EXERCISE TASK =>
Filter the entries, keeping every line with the word "gamma".

[Chart and figure data]
# # #

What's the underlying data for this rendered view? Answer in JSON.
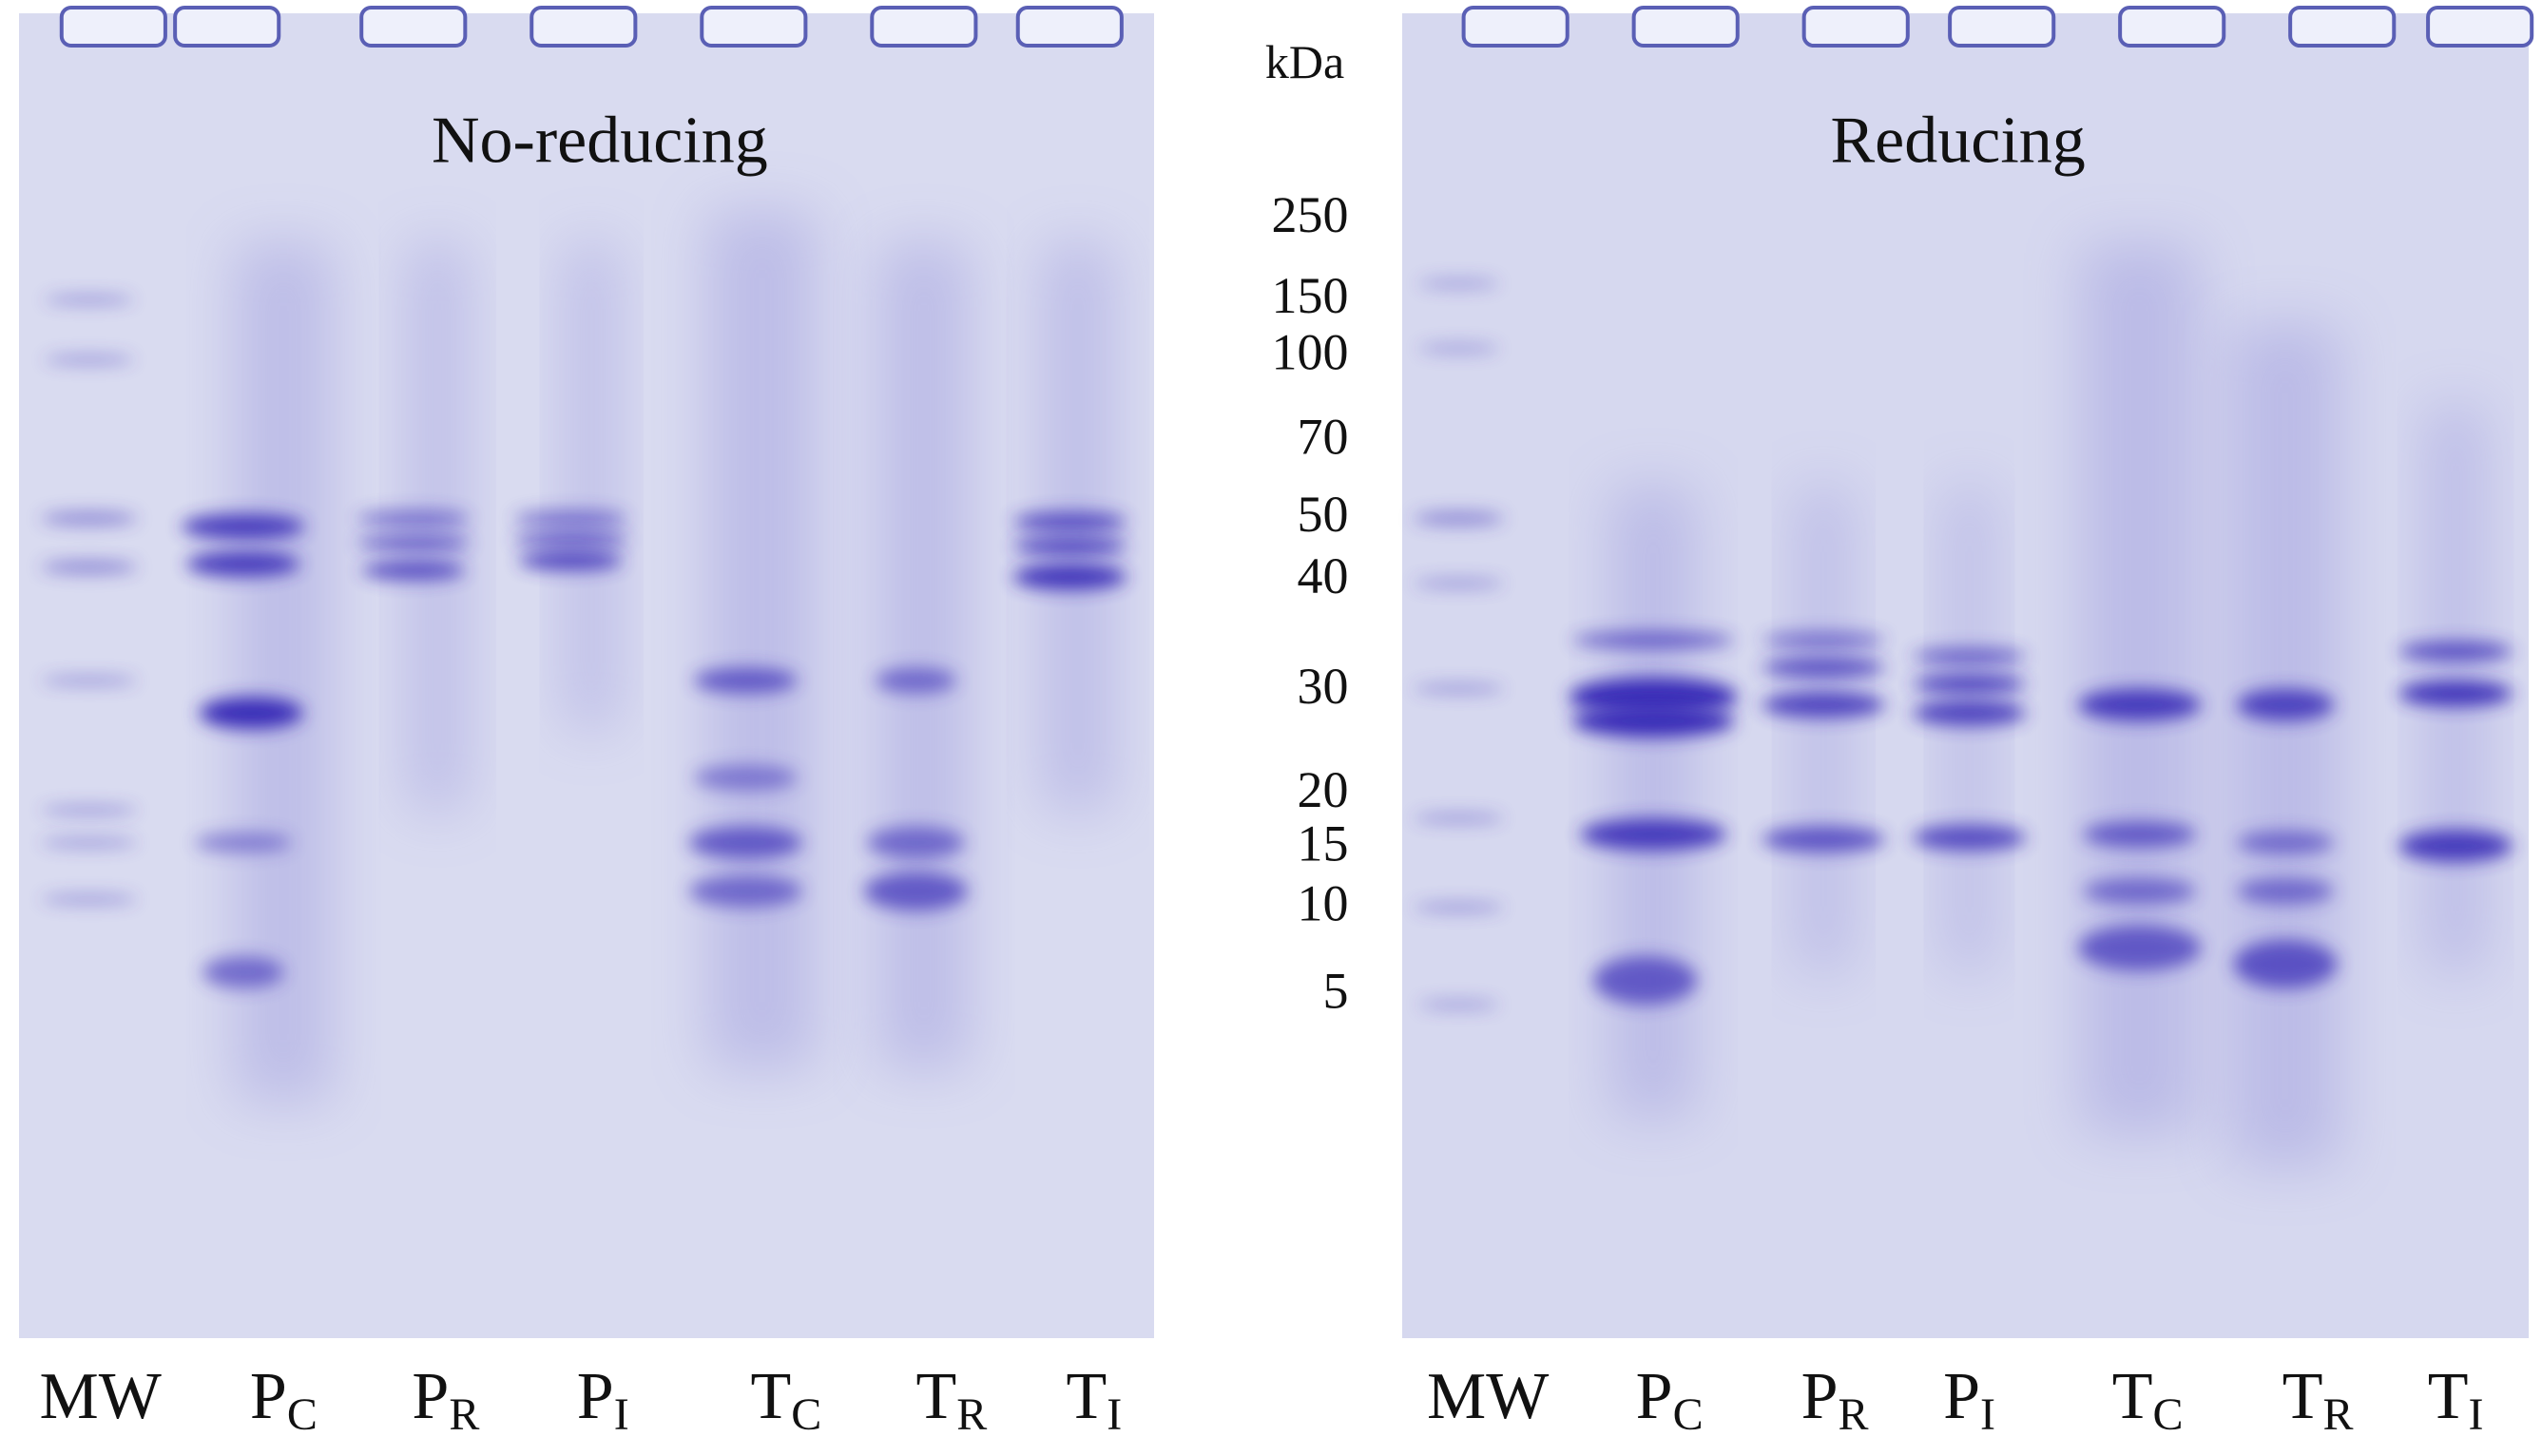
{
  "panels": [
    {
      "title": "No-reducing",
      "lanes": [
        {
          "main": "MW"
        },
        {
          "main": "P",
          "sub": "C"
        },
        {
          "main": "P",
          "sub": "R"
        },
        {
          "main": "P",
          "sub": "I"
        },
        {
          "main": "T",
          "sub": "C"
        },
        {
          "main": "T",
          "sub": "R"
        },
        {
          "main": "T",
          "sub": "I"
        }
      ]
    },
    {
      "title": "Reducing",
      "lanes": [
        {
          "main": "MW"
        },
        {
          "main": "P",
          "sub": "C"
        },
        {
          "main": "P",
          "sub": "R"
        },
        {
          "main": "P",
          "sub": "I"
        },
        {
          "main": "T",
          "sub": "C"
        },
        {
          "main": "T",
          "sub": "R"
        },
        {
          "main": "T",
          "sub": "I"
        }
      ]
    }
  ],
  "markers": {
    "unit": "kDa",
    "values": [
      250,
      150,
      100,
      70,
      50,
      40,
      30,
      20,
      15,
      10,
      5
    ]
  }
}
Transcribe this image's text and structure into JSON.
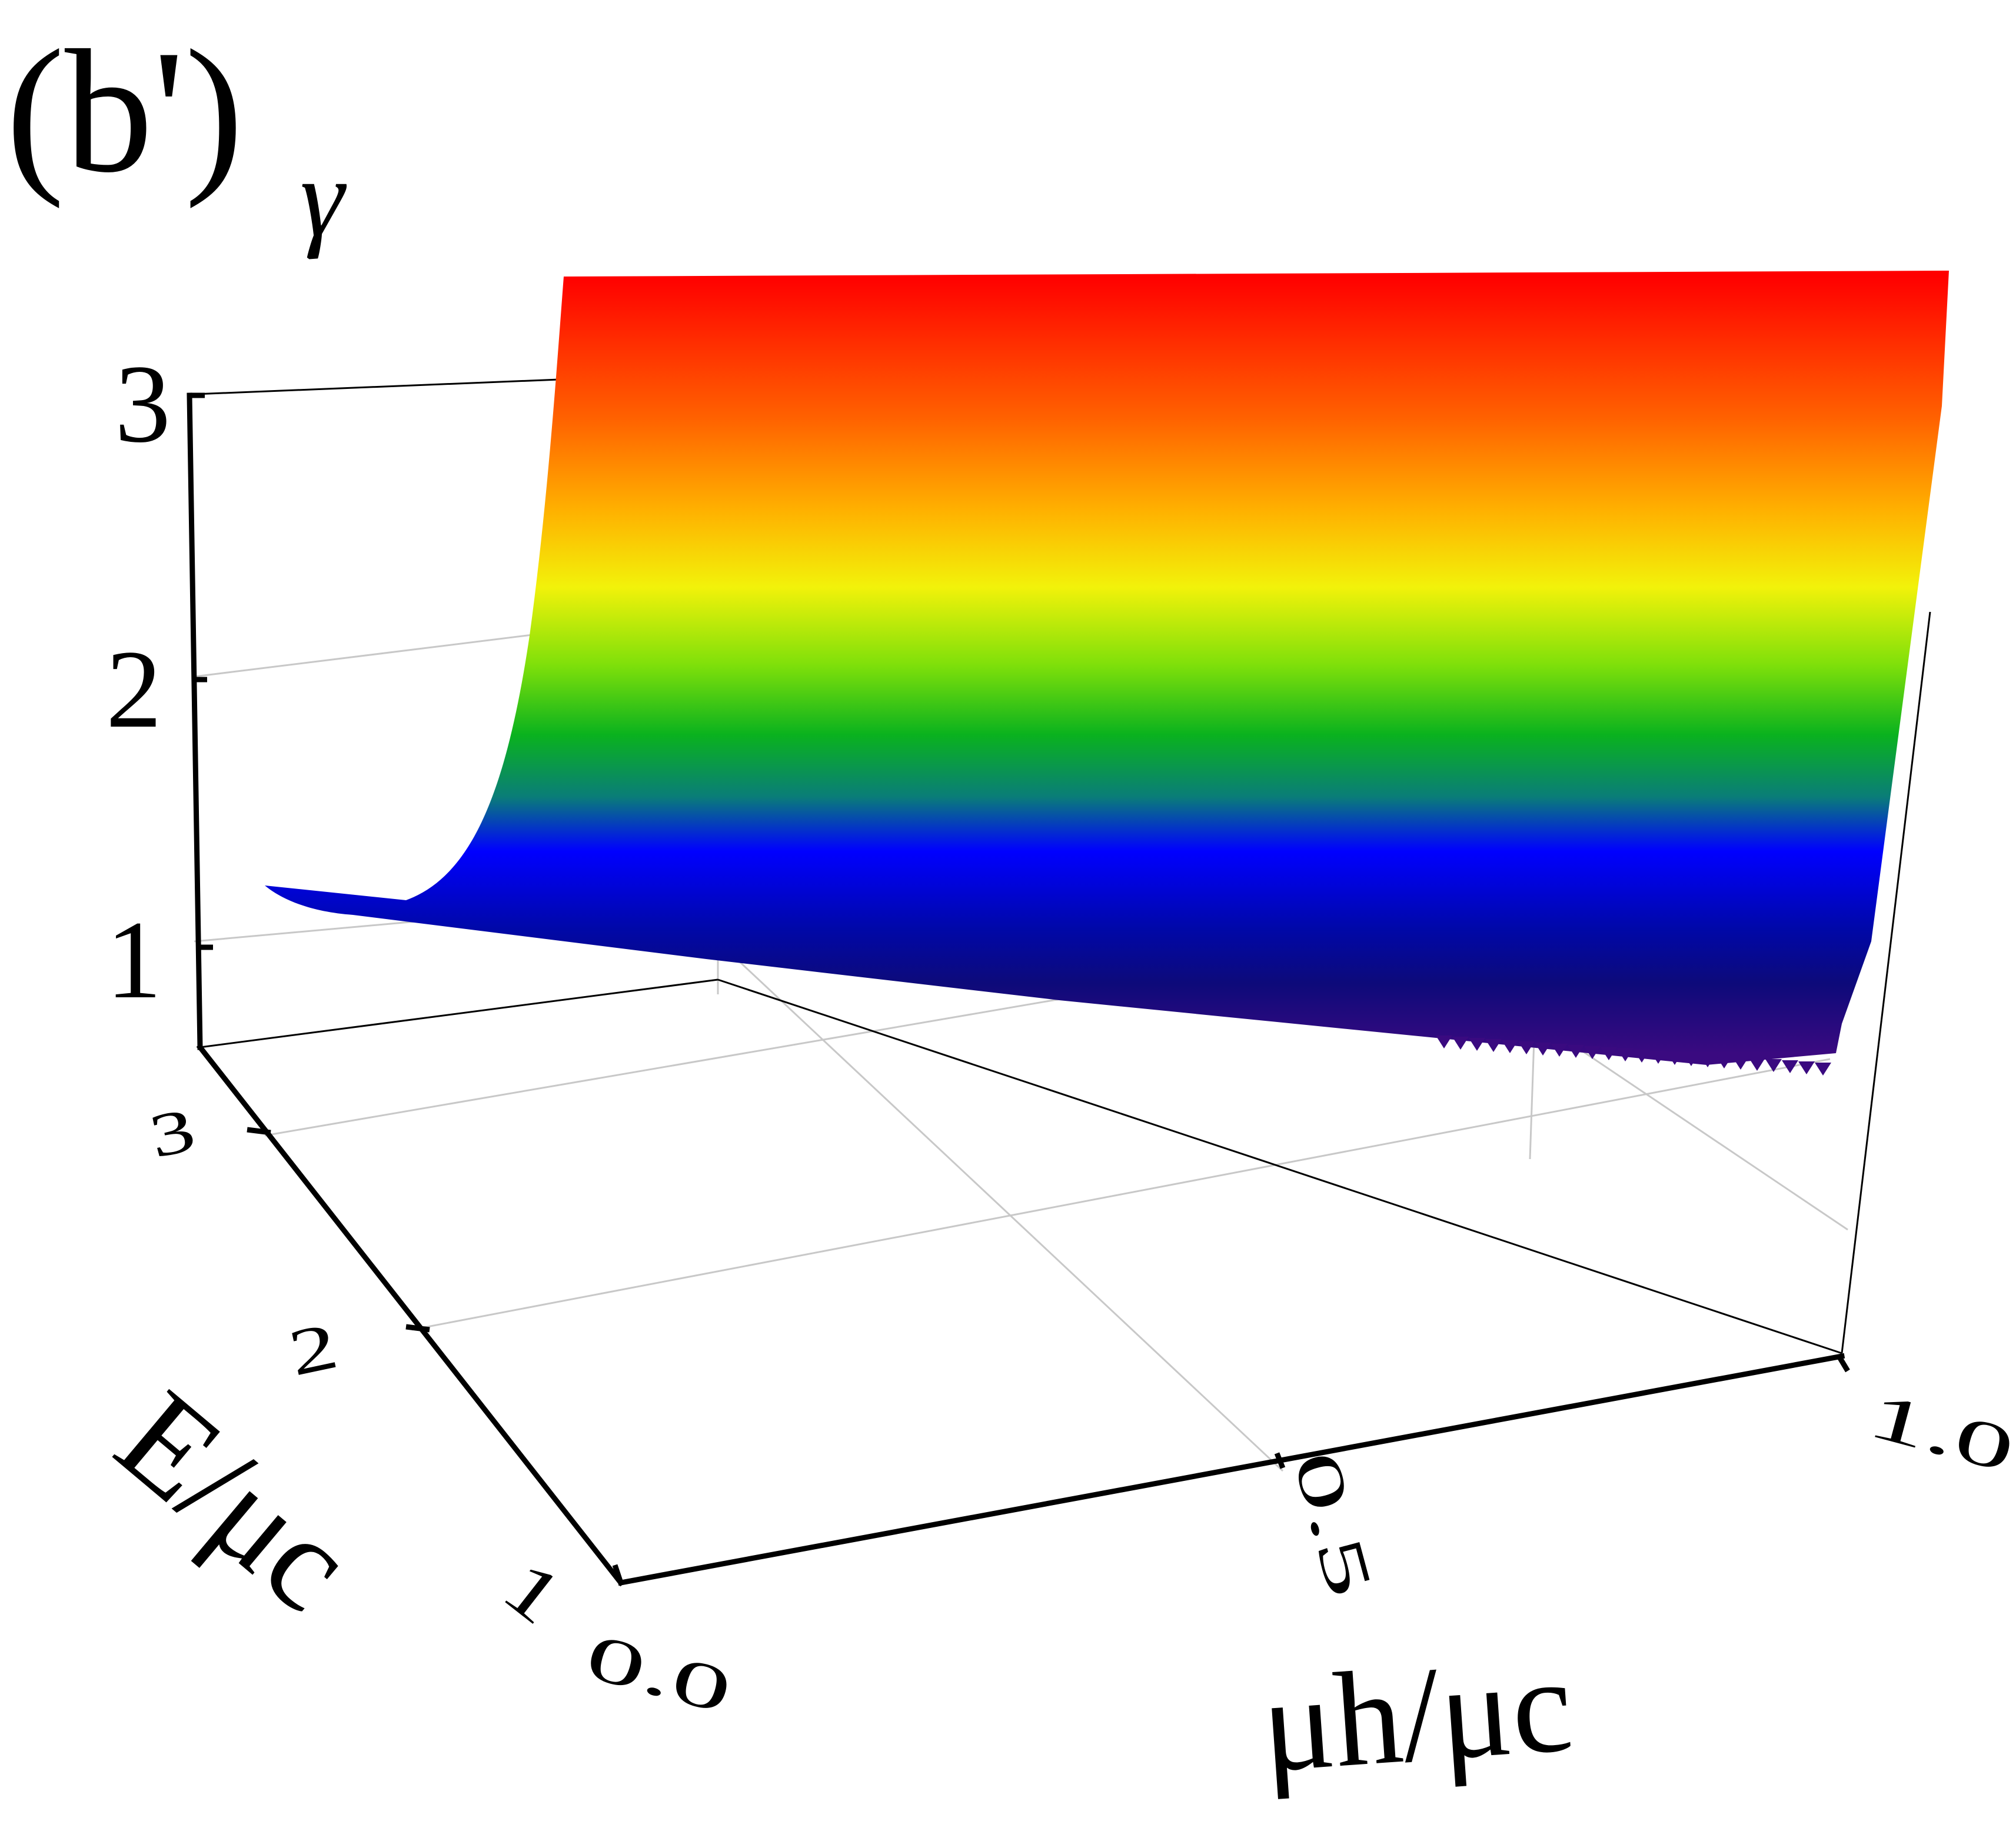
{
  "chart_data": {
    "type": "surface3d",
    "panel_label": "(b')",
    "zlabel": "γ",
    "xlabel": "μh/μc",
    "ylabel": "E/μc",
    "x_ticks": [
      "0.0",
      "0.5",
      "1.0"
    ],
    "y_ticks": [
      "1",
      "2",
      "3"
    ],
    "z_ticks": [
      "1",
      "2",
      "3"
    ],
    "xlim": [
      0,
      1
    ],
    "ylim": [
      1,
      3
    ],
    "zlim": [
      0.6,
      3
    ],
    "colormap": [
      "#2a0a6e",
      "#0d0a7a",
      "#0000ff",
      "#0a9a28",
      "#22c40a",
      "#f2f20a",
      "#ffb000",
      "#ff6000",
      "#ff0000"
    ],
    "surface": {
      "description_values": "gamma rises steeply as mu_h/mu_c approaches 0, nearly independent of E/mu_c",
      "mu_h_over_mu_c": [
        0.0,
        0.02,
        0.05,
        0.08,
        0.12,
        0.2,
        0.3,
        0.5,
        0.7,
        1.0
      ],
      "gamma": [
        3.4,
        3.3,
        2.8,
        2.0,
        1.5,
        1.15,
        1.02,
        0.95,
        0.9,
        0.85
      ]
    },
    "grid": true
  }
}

# # #

RESPONSE BELOW =>
      "description_values": "gamma rises steeply as mu_h/mu_c approaches 0, nearly independent of E/mu_c",
      "gamma": [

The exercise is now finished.